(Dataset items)
————————

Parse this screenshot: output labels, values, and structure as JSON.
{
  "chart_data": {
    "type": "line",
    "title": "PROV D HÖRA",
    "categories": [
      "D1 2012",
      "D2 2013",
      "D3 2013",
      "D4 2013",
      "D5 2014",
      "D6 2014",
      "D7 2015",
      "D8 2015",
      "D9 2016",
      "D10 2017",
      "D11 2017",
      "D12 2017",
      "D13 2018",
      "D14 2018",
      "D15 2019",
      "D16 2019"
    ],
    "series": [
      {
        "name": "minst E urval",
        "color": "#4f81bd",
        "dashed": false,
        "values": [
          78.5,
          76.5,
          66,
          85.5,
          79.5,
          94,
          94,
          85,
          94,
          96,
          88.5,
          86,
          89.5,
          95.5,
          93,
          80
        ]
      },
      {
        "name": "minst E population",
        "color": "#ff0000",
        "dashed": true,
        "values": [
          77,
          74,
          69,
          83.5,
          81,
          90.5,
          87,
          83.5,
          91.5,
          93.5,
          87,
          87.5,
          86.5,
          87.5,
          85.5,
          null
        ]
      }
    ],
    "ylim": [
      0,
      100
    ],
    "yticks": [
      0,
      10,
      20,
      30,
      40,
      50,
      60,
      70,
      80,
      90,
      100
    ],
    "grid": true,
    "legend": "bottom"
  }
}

————————

(TASK DESCRIPTION) Select all lines in the listing that include the word "name".

(TASK SOLUTION)
        "name": "minst E urval",
        "name": "minst E population",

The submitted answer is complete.